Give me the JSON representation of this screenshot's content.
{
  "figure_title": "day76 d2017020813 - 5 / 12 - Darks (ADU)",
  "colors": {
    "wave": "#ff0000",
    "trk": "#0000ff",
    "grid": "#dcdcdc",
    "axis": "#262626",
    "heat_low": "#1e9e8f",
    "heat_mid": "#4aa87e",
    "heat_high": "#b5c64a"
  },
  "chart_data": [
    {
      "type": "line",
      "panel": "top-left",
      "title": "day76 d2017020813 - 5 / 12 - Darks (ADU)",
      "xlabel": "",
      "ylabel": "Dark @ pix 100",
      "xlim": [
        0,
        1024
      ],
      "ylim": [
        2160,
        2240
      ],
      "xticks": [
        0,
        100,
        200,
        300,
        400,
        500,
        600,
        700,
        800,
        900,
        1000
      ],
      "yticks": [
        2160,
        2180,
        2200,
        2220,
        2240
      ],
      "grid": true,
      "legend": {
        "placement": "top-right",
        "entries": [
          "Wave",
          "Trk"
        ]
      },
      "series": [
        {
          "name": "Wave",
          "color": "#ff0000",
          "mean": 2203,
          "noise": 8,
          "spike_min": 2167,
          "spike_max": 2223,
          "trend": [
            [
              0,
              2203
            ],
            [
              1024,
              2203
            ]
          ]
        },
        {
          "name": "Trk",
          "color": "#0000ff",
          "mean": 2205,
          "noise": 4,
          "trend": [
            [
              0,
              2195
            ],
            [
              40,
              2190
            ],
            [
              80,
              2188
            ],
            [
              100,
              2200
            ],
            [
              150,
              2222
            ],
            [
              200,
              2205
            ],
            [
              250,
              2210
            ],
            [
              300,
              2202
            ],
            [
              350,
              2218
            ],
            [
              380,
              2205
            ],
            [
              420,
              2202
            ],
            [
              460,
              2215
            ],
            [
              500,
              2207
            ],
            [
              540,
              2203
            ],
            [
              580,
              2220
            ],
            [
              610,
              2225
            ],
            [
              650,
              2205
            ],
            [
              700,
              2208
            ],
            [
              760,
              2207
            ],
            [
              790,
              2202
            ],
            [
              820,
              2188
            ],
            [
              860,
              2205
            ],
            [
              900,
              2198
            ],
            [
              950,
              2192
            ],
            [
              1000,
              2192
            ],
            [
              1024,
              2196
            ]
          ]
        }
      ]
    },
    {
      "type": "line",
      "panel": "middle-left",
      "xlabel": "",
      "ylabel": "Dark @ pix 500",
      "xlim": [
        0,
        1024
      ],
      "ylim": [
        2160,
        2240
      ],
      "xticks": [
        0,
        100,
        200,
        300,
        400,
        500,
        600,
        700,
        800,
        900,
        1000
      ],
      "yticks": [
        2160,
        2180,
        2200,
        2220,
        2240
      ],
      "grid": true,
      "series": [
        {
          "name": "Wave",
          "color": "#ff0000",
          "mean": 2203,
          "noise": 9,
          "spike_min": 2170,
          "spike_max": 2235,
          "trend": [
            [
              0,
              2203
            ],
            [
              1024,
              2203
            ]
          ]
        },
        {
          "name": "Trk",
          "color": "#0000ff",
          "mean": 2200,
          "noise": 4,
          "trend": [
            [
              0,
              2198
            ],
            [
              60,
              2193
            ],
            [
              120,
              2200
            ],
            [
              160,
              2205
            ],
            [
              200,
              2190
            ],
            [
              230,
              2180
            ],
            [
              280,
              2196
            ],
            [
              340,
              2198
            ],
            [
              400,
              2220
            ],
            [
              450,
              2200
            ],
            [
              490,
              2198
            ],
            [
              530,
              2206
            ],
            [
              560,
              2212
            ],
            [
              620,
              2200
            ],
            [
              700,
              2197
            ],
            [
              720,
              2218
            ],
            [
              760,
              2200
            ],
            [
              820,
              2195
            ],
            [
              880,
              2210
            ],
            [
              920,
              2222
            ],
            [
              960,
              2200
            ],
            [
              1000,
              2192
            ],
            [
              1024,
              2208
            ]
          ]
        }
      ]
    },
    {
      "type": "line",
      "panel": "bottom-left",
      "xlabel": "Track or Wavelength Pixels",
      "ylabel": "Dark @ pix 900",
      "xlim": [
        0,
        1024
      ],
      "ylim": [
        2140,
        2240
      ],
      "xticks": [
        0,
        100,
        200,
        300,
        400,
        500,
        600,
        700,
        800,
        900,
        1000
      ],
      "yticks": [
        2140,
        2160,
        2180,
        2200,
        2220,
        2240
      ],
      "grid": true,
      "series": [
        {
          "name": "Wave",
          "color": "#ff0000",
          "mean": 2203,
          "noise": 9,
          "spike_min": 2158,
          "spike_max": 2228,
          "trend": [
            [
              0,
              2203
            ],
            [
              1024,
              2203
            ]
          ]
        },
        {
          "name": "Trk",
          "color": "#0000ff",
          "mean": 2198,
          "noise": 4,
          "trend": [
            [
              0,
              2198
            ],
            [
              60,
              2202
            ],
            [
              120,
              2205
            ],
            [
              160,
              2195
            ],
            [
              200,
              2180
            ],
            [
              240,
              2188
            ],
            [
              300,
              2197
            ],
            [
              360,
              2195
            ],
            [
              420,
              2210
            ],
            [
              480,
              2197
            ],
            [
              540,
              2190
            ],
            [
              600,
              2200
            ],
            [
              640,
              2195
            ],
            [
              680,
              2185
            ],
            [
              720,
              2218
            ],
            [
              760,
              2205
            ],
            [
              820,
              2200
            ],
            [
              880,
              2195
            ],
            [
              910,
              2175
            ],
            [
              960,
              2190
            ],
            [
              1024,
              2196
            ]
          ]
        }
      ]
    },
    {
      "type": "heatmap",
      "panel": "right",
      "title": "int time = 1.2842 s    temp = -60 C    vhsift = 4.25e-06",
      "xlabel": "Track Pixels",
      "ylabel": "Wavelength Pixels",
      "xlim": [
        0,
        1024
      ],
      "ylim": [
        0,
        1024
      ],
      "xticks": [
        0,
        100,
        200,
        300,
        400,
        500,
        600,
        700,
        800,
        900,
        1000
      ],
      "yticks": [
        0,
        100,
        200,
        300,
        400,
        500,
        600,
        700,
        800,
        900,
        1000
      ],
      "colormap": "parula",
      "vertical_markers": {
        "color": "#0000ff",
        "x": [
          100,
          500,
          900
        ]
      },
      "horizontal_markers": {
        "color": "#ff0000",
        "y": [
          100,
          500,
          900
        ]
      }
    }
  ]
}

# # # #

§ EXERCISE PROMPT
Write out the whole listing again. Match it word for word.

§ SOLUTION BELOW
Give me the JSON representation of this screenshot's content.
{
  "figure_title": "day76 d2017020813 - 5 / 12 - Darks (ADU)",
  "colors": {
    "wave": "#ff0000",
    "trk": "#0000ff",
    "grid": "#dcdcdc",
    "axis": "#262626",
    "heat_low": "#1e9e8f",
    "heat_mid": "#4aa87e",
    "heat_high": "#b5c64a"
  },
  "chart_data": [
    {
      "type": "line",
      "panel": "top-left",
      "title": "day76 d2017020813 - 5 / 12 - Darks (ADU)",
      "xlabel": "",
      "ylabel": "Dark @ pix 100",
      "xlim": [
        0,
        1024
      ],
      "ylim": [
        2160,
        2240
      ],
      "xticks": [
        0,
        100,
        200,
        300,
        400,
        500,
        600,
        700,
        800,
        900,
        1000
      ],
      "yticks": [
        2160,
        2180,
        2200,
        2220,
        2240
      ],
      "grid": true,
      "legend": {
        "placement": "top-right",
        "entries": [
          "Wave",
          "Trk"
        ]
      },
      "series": [
        {
          "name": "Wave",
          "color": "#ff0000",
          "mean": 2203,
          "noise": 8,
          "spike_min": 2167,
          "spike_max": 2223,
          "trend": [
            [
              0,
              2203
            ],
            [
              1024,
              2203
            ]
          ]
        },
        {
          "name": "Trk",
          "color": "#0000ff",
          "mean": 2205,
          "noise": 4,
          "trend": [
            [
              0,
              2195
            ],
            [
              40,
              2190
            ],
            [
              80,
              2188
            ],
            [
              100,
              2200
            ],
            [
              150,
              2222
            ],
            [
              200,
              2205
            ],
            [
              250,
              2210
            ],
            [
              300,
              2202
            ],
            [
              350,
              2218
            ],
            [
              380,
              2205
            ],
            [
              420,
              2202
            ],
            [
              460,
              2215
            ],
            [
              500,
              2207
            ],
            [
              540,
              2203
            ],
            [
              580,
              2220
            ],
            [
              610,
              2225
            ],
            [
              650,
              2205
            ],
            [
              700,
              2208
            ],
            [
              760,
              2207
            ],
            [
              790,
              2202
            ],
            [
              820,
              2188
            ],
            [
              860,
              2205
            ],
            [
              900,
              2198
            ],
            [
              950,
              2192
            ],
            [
              1000,
              2192
            ],
            [
              1024,
              2196
            ]
          ]
        }
      ]
    },
    {
      "type": "line",
      "panel": "middle-left",
      "xlabel": "",
      "ylabel": "Dark @ pix 500",
      "xlim": [
        0,
        1024
      ],
      "ylim": [
        2160,
        2240
      ],
      "xticks": [
        0,
        100,
        200,
        300,
        400,
        500,
        600,
        700,
        800,
        900,
        1000
      ],
      "yticks": [
        2160,
        2180,
        2200,
        2220,
        2240
      ],
      "grid": true,
      "series": [
        {
          "name": "Wave",
          "color": "#ff0000",
          "mean": 2203,
          "noise": 9,
          "spike_min": 2170,
          "spike_max": 2235,
          "trend": [
            [
              0,
              2203
            ],
            [
              1024,
              2203
            ]
          ]
        },
        {
          "name": "Trk",
          "color": "#0000ff",
          "mean": 2200,
          "noise": 4,
          "trend": [
            [
              0,
              2198
            ],
            [
              60,
              2193
            ],
            [
              120,
              2200
            ],
            [
              160,
              2205
            ],
            [
              200,
              2190
            ],
            [
              230,
              2180
            ],
            [
              280,
              2196
            ],
            [
              340,
              2198
            ],
            [
              400,
              2220
            ],
            [
              450,
              2200
            ],
            [
              490,
              2198
            ],
            [
              530,
              2206
            ],
            [
              560,
              2212
            ],
            [
              620,
              2200
            ],
            [
              700,
              2197
            ],
            [
              720,
              2218
            ],
            [
              760,
              2200
            ],
            [
              820,
              2195
            ],
            [
              880,
              2210
            ],
            [
              920,
              2222
            ],
            [
              960,
              2200
            ],
            [
              1000,
              2192
            ],
            [
              1024,
              2208
            ]
          ]
        }
      ]
    },
    {
      "type": "line",
      "panel": "bottom-left",
      "xlabel": "Track or Wavelength Pixels",
      "ylabel": "Dark @ pix 900",
      "xlim": [
        0,
        1024
      ],
      "ylim": [
        2140,
        2240
      ],
      "xticks": [
        0,
        100,
        200,
        300,
        400,
        500,
        600,
        700,
        800,
        900,
        1000
      ],
      "yticks": [
        2140,
        2160,
        2180,
        2200,
        2220,
        2240
      ],
      "grid": true,
      "series": [
        {
          "name": "Wave",
          "color": "#ff0000",
          "mean": 2203,
          "noise": 9,
          "spike_min": 2158,
          "spike_max": 2228,
          "trend": [
            [
              0,
              2203
            ],
            [
              1024,
              2203
            ]
          ]
        },
        {
          "name": "Trk",
          "color": "#0000ff",
          "mean": 2198,
          "noise": 4,
          "trend": [
            [
              0,
              2198
            ],
            [
              60,
              2202
            ],
            [
              120,
              2205
            ],
            [
              160,
              2195
            ],
            [
              200,
              2180
            ],
            [
              240,
              2188
            ],
            [
              300,
              2197
            ],
            [
              360,
              2195
            ],
            [
              420,
              2210
            ],
            [
              480,
              2197
            ],
            [
              540,
              2190
            ],
            [
              600,
              2200
            ],
            [
              640,
              2195
            ],
            [
              680,
              2185
            ],
            [
              720,
              2218
            ],
            [
              760,
              2205
            ],
            [
              820,
              2200
            ],
            [
              880,
              2195
            ],
            [
              910,
              2175
            ],
            [
              960,
              2190
            ],
            [
              1024,
              2196
            ]
          ]
        }
      ]
    },
    {
      "type": "heatmap",
      "panel": "right",
      "title": "int time = 1.2842 s    temp = -60 C    vhsift = 4.25e-06",
      "xlabel": "Track Pixels",
      "ylabel": "Wavelength Pixels",
      "xlim": [
        0,
        1024
      ],
      "ylim": [
        0,
        1024
      ],
      "xticks": [
        0,
        100,
        200,
        300,
        400,
        500,
        600,
        700,
        800,
        900,
        1000
      ],
      "yticks": [
        0,
        100,
        200,
        300,
        400,
        500,
        600,
        700,
        800,
        900,
        1000
      ],
      "colormap": "parula",
      "vertical_markers": {
        "color": "#0000ff",
        "x": [
          100,
          500,
          900
        ]
      },
      "horizontal_markers": {
        "color": "#ff0000",
        "y": [
          100,
          500,
          900
        ]
      }
    }
  ]
}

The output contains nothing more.